**Task input**

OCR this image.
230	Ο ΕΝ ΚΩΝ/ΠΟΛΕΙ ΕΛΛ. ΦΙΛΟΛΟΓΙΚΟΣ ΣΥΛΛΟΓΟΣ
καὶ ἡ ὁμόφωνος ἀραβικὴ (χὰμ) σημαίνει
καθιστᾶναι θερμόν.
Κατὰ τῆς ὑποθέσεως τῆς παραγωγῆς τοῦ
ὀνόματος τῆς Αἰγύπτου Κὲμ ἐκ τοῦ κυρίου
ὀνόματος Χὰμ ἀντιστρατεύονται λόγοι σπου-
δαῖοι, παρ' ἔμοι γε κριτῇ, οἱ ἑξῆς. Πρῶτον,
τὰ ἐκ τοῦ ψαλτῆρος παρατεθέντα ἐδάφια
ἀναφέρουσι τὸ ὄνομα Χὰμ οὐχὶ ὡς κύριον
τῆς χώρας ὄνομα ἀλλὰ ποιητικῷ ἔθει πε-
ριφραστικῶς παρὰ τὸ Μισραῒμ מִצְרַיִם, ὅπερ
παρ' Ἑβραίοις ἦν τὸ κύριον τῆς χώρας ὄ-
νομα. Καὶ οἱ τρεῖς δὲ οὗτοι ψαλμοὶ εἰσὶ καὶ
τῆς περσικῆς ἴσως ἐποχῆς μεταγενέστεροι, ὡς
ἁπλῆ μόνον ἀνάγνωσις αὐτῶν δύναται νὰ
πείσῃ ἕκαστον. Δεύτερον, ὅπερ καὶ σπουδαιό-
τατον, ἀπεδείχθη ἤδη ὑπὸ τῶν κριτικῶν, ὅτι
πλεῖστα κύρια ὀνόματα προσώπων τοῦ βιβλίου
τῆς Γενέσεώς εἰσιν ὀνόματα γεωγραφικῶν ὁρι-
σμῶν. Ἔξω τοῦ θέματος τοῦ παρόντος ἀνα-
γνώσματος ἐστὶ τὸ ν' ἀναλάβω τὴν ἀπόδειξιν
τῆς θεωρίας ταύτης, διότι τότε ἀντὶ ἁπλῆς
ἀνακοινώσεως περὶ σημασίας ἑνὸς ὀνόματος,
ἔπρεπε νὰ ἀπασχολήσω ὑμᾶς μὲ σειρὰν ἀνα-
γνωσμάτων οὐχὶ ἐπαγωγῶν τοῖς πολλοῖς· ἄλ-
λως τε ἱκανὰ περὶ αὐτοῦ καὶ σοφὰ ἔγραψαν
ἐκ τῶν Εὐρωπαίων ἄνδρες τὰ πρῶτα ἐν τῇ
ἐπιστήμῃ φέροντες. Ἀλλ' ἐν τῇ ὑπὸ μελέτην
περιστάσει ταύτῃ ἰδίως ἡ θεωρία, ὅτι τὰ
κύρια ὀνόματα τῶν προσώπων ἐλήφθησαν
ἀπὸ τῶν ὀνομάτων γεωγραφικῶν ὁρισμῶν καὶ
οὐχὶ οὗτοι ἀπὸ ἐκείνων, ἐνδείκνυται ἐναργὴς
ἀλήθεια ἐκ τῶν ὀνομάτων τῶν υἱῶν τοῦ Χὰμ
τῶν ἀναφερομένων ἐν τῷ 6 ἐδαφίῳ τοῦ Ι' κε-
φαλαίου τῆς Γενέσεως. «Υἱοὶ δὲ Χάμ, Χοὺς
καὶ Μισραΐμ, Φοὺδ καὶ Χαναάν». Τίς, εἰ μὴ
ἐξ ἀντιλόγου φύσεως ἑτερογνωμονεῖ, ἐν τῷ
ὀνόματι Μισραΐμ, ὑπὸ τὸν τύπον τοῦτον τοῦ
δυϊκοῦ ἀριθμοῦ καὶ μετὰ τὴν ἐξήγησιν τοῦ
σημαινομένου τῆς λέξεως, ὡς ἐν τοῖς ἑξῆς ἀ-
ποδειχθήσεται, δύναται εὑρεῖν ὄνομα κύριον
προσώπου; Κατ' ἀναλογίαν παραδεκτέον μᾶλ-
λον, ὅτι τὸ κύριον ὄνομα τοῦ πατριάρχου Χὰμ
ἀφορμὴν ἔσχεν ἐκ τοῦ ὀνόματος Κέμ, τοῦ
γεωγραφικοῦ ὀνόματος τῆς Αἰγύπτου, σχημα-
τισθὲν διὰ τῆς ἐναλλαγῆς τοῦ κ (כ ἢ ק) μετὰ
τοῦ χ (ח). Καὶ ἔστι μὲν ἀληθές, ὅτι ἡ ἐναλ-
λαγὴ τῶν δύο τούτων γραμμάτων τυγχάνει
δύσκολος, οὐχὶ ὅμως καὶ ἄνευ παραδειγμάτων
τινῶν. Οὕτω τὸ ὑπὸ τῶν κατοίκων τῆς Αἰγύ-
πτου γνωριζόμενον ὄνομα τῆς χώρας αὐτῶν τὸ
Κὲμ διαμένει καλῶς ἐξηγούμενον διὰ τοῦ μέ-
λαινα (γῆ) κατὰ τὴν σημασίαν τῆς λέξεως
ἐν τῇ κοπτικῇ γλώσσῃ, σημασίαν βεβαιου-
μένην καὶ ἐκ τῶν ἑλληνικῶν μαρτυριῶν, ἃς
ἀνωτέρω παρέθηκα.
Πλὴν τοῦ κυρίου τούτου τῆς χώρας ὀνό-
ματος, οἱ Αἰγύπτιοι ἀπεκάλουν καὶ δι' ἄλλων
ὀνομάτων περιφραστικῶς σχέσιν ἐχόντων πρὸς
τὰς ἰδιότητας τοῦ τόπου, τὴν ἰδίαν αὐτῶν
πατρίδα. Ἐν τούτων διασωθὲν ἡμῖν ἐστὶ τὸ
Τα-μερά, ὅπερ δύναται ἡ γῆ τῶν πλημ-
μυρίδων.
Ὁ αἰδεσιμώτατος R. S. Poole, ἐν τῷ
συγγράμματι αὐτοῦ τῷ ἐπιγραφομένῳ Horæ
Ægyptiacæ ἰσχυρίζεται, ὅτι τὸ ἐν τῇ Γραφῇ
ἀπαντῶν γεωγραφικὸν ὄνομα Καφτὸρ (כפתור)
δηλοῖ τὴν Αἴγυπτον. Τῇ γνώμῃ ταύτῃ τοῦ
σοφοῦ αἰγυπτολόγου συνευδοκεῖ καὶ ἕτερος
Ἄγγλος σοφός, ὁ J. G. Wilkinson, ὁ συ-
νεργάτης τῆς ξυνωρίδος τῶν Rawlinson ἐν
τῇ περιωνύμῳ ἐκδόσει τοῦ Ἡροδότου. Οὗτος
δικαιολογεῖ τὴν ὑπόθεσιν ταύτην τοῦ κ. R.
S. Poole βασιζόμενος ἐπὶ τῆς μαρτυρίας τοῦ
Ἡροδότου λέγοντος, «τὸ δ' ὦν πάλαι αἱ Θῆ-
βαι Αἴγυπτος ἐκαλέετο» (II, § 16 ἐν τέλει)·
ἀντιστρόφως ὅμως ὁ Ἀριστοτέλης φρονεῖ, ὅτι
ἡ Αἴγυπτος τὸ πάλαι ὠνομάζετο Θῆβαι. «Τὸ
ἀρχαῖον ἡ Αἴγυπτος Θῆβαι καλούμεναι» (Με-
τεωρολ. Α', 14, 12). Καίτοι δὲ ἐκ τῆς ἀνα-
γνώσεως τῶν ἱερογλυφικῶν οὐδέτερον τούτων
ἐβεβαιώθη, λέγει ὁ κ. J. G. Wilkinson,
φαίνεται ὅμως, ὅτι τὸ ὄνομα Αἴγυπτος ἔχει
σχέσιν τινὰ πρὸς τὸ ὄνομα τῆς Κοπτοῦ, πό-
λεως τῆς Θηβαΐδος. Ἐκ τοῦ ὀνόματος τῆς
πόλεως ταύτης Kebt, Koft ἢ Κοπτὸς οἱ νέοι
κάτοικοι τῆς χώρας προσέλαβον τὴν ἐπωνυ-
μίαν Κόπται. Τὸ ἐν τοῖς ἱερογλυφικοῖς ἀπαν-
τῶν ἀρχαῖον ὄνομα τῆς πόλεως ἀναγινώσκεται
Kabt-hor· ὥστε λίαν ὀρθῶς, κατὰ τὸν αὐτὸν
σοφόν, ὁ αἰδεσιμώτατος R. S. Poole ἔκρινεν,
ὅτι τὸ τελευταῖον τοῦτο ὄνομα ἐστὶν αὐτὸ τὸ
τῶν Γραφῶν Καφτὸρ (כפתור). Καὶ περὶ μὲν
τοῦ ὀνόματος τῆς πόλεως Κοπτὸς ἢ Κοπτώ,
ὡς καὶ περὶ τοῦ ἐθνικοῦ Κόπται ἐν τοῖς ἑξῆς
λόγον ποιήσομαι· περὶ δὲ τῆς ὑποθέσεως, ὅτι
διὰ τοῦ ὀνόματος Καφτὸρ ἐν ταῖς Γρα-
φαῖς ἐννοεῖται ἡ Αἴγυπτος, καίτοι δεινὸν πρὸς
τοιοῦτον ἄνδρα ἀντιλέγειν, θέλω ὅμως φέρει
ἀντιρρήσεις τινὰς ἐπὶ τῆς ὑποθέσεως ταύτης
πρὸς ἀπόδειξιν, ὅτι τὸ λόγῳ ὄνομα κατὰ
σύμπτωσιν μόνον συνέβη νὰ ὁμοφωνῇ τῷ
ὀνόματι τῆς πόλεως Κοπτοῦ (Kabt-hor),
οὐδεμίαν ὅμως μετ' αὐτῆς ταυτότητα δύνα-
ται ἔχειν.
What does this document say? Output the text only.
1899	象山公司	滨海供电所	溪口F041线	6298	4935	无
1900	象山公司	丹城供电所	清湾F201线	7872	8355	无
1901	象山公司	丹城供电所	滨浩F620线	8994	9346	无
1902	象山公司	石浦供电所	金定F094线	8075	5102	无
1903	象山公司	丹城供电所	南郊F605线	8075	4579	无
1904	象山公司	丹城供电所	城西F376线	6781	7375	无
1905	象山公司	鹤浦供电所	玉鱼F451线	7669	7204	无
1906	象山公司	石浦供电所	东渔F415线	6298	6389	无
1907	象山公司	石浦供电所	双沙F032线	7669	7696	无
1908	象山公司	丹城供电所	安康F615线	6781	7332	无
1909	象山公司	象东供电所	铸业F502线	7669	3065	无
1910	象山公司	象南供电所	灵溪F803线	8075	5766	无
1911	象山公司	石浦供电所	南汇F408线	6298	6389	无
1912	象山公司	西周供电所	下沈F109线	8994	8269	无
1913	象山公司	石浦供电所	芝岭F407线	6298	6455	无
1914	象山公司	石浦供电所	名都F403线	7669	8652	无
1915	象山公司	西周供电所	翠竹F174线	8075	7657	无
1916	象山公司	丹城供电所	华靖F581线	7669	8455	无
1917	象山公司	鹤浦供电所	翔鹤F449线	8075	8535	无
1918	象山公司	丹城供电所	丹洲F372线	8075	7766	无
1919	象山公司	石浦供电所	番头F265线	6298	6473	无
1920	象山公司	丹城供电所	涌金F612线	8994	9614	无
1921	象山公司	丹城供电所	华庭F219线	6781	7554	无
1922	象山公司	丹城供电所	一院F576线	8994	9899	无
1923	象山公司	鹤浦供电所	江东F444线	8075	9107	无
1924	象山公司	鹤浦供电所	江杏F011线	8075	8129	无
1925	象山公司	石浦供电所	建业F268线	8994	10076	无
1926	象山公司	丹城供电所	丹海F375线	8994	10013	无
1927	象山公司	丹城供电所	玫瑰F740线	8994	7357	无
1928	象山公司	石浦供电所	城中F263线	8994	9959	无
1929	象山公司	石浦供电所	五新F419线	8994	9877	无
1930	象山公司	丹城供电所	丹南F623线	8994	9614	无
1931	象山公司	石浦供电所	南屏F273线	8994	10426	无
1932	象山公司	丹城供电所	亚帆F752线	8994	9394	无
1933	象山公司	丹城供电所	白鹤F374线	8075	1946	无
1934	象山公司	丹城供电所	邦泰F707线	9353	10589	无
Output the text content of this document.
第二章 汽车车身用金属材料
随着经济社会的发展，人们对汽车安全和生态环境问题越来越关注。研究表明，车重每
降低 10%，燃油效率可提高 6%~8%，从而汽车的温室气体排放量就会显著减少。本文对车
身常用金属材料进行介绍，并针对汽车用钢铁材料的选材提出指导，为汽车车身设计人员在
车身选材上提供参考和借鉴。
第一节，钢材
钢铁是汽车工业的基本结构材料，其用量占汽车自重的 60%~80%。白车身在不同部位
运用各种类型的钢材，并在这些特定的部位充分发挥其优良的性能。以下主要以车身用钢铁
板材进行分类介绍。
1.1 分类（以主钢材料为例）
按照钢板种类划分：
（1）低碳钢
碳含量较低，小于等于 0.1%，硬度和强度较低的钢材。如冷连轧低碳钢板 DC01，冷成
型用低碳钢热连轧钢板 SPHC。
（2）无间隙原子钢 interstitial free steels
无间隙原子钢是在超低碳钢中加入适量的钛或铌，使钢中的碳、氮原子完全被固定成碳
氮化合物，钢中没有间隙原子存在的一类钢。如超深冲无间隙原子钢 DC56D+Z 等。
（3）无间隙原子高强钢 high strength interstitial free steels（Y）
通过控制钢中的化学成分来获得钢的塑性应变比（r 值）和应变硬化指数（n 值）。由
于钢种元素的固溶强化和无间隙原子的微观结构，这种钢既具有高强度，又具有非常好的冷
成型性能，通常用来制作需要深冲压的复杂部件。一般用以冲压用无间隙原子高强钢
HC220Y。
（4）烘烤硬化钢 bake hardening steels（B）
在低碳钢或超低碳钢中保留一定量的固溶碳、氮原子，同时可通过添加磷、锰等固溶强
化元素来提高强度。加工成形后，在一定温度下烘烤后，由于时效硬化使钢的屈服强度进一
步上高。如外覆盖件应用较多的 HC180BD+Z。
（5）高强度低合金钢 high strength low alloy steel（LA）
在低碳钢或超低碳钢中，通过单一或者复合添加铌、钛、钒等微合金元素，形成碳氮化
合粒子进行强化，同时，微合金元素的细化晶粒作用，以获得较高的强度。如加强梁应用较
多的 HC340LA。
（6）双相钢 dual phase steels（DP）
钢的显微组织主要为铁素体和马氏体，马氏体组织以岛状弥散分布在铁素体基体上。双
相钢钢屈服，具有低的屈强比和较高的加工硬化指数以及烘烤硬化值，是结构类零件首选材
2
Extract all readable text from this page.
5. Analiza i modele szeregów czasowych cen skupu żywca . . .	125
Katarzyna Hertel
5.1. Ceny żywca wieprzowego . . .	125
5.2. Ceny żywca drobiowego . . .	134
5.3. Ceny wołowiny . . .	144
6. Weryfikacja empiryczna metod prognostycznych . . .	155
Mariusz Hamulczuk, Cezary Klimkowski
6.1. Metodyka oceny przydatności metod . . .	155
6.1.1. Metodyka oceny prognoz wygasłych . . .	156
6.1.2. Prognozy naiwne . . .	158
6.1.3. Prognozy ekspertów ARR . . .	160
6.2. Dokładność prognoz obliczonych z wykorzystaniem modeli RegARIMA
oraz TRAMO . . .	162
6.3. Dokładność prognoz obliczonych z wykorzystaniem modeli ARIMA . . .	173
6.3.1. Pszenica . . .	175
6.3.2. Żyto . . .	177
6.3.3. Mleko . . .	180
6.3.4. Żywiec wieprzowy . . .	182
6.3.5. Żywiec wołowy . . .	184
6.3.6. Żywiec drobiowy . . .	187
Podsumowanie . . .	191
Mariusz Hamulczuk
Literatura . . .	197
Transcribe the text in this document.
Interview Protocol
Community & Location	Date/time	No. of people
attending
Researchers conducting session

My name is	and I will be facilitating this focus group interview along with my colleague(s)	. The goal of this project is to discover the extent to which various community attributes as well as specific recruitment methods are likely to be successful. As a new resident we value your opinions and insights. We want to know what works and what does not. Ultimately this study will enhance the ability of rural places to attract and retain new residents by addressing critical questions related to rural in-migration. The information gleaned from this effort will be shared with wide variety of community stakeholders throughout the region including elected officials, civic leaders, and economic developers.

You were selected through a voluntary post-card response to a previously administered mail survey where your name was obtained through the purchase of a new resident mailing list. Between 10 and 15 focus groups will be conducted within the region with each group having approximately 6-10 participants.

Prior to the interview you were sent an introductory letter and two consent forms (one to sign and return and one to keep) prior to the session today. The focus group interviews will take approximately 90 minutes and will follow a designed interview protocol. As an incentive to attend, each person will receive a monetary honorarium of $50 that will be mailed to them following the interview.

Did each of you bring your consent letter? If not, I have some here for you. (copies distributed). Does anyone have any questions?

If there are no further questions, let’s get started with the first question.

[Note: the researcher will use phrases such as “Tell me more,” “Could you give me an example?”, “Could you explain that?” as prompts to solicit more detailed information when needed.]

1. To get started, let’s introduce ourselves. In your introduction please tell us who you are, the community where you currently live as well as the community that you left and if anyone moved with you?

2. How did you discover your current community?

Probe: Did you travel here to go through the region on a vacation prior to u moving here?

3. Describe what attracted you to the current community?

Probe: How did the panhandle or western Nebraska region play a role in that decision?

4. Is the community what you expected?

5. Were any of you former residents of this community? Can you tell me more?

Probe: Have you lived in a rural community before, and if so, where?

**What the task asks**
Check each line of the entries above for the word "steels". List the ones that have it.

**Response**
（2）无间隙原子钢 interstitial free steels
（3）无间隙原子高强钢 high strength interstitial free steels（Y）
（4）烘烤硬化钢 bake hardening steels（B）
（6）双相钢 dual phase steels（DP）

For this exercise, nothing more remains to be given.